#### Données à traiter:

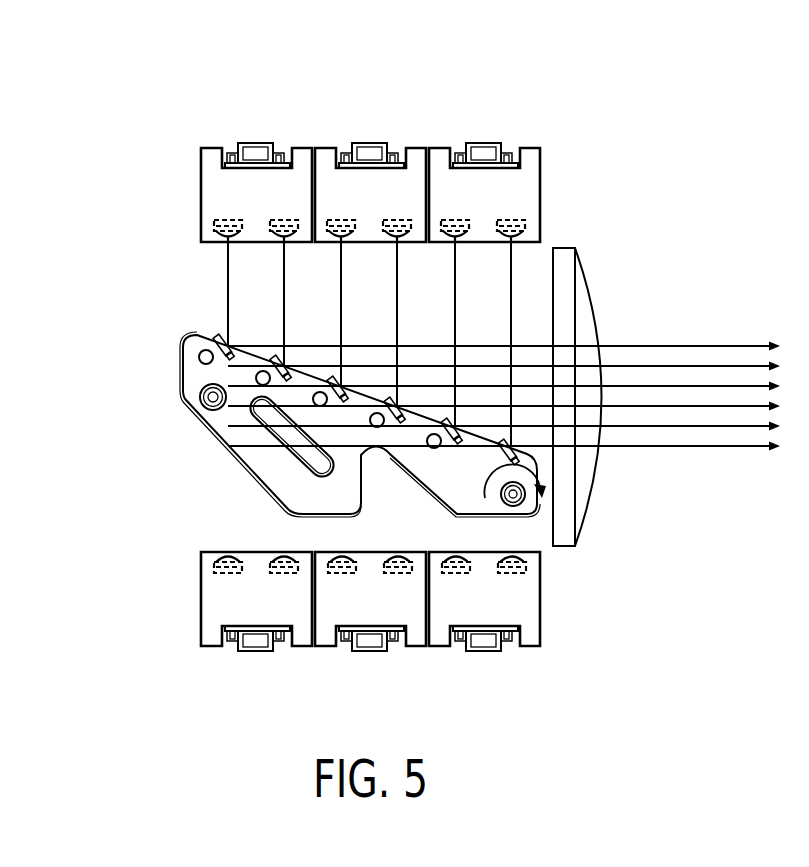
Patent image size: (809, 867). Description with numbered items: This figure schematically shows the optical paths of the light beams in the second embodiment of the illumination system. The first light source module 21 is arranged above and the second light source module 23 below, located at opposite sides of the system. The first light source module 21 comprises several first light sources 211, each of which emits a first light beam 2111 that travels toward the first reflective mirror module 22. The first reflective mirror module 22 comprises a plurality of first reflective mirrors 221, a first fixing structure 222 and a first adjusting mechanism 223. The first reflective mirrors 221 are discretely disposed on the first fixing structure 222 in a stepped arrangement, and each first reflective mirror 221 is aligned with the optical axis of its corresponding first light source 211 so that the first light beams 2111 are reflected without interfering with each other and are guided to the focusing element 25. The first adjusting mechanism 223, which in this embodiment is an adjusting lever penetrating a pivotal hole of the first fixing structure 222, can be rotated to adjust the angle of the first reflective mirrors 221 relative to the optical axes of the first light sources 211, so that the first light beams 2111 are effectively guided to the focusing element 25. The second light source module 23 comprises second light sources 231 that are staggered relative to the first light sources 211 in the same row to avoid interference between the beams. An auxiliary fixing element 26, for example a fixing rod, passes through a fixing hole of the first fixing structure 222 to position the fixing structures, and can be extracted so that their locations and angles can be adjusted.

The first light source module 21 is at (512, 82).
The first light source 211 is at (510, 222).
The first light beam 2111 is at (227, 291).
The first reflective mirror module 22 is at (457, 474).
The first reflective mirror 221 is at (512, 456).
The first fixing structure 222 is at (463, 492).
The first adjusting mechanism 223 is at (517, 500).
The second light source module 23 is at (513, 685).
The second light source 231 is at (513, 576).
The focusing element 25 is at (593, 358).
The auxiliary fixing element 26 is at (205, 392).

#### Objectif fixé:
Restituez l'ensemble de ces enregistrements sous la forme d'un fichier CSV à deux colonnes intitulées « texte » et « reponse », avec une ligne par enregistrement. Chaque champ doit figurer entre guillemets, ses retours à la ligne doivent être remplacés par des espaces et les illustrations doivent être omises.

#### Solution intégrale:
texte,reponse
"Patent image size: (809, 867). Description with numbered items: This figure schematically shows the optical paths of the light beams in the second embodiment of the illumination system. The first light source module 21 is arranged above and the second light source module 23 below, located at opposite sides of the system. The first light source module 21 comprises several first light sources 211, each of which emits a first light beam 2111 that travels toward the first reflective mirror module 22. The first reflective mirror module 22 comprises a plurality of first reflective mirrors 221, a first fixing structure 222 and a first adjusting mechanism 223. The first reflective mirrors 221 are discretely disposed on the first fixing structure 222 in a stepped arrangement, and each first reflective mirror 221 is aligned with the optical axis of its corresponding first light source 211 so that the first light beams 2111 are reflected without interfering with each other and are guided to the focusing element 25. The first adjusting mechanism 223, which in this embodiment is an adjusting lever penetrating a pivotal hole of the first fixing structure 222, can be rotated to adjust the angle of the first reflective mirrors 221 relative to the optical axes of the first light sources 211, so that the first light beams 2111 are effectively guided to the focusing element 25. The second light source module 23 comprises second light sources 231 that are staggered relative to the first light sources 211 in the same row to avoid interference between the beams. An auxiliary fixing element 26, for example a fixing rod, passes through a fixing hole of the first fixing structure 222 to position the fixing structures, and can be extracted so that their locations and angles can be adjusted.","The first light source module 21 is at (512, 82). The first light source 211 is at (510, 222). The first light beam 2111 is at (227, 291). The first reflective mirror module 22 is at (457, 474). The first reflective mirror 221 is at (512, 456). The first fixing structure 222 is at (463, 492). The first adjusting mechanism 223 is at (517, 500). The second light source module 23 is at (513, 685). The second light source 231 is at (513, 576). The focusing element 25 is at (593, 358). The auxiliary fixing element 26 is at (205, 392)."